### [Description of the task]
Copy out each line below exactly as it appears.
>> begin Source records
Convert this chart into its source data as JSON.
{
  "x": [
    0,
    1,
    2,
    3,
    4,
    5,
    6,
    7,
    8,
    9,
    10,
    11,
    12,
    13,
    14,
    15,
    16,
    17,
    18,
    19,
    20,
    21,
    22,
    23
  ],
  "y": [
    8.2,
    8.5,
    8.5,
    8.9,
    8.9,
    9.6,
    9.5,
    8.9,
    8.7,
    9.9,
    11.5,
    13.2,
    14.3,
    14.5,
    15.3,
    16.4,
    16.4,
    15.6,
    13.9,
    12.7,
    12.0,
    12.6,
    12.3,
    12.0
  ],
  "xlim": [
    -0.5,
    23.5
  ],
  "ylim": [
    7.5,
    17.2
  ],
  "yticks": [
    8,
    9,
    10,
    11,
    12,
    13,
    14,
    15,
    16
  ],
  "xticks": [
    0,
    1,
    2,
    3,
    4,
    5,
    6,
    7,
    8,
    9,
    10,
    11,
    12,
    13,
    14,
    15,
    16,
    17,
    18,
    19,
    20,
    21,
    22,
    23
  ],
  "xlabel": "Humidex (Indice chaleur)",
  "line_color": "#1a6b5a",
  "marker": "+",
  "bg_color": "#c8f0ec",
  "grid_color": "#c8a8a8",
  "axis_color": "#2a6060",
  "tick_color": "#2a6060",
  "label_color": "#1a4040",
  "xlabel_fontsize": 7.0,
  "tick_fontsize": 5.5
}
>> end Source records
### [Expected answer]
Convert this chart into its source data as JSON.
{
  "x": [
    0,
    1,
    2,
    3,
    4,
    5,
    6,
    7,
    8,
    9,
    10,
    11,
    12,
    13,
    14,
    15,
    16,
    17,
    18,
    19,
    20,
    21,
    22,
    23
  ],
  "y": [
    8.2,
    8.5,
    8.5,
    8.9,
    8.9,
    9.6,
    9.5,
    8.9,
    8.7,
    9.9,
    11.5,
    13.2,
    14.3,
    14.5,
    15.3,
    16.4,
    16.4,
    15.6,
    13.9,
    12.7,
    12.0,
    12.6,
    12.3,
    12.0
  ],
  "xlim": [
    -0.5,
    23.5
  ],
  "ylim": [
    7.5,
    17.2
  ],
  "yticks": [
    8,
    9,
    10,
    11,
    12,
    13,
    14,
    15,
    16
  ],
  "xticks": [
    0,
    1,
    2,
    3,
    4,
    5,
    6,
    7,
    8,
    9,
    10,
    11,
    12,
    13,
    14,
    15,
    16,
    17,
    18,
    19,
    20,
    21,
    22,
    23
  ],
  "xlabel": "Humidex (Indice chaleur)",
  "line_color": "#1a6b5a",
  "marker": "+",
  "bg_color": "#c8f0ec",
  "grid_color": "#c8a8a8",
  "axis_color": "#2a6060",
  "tick_color": "#2a6060",
  "label_color": "#1a4040",
  "xlabel_fontsize": 7.0,
  "tick_fontsize": 5.5
}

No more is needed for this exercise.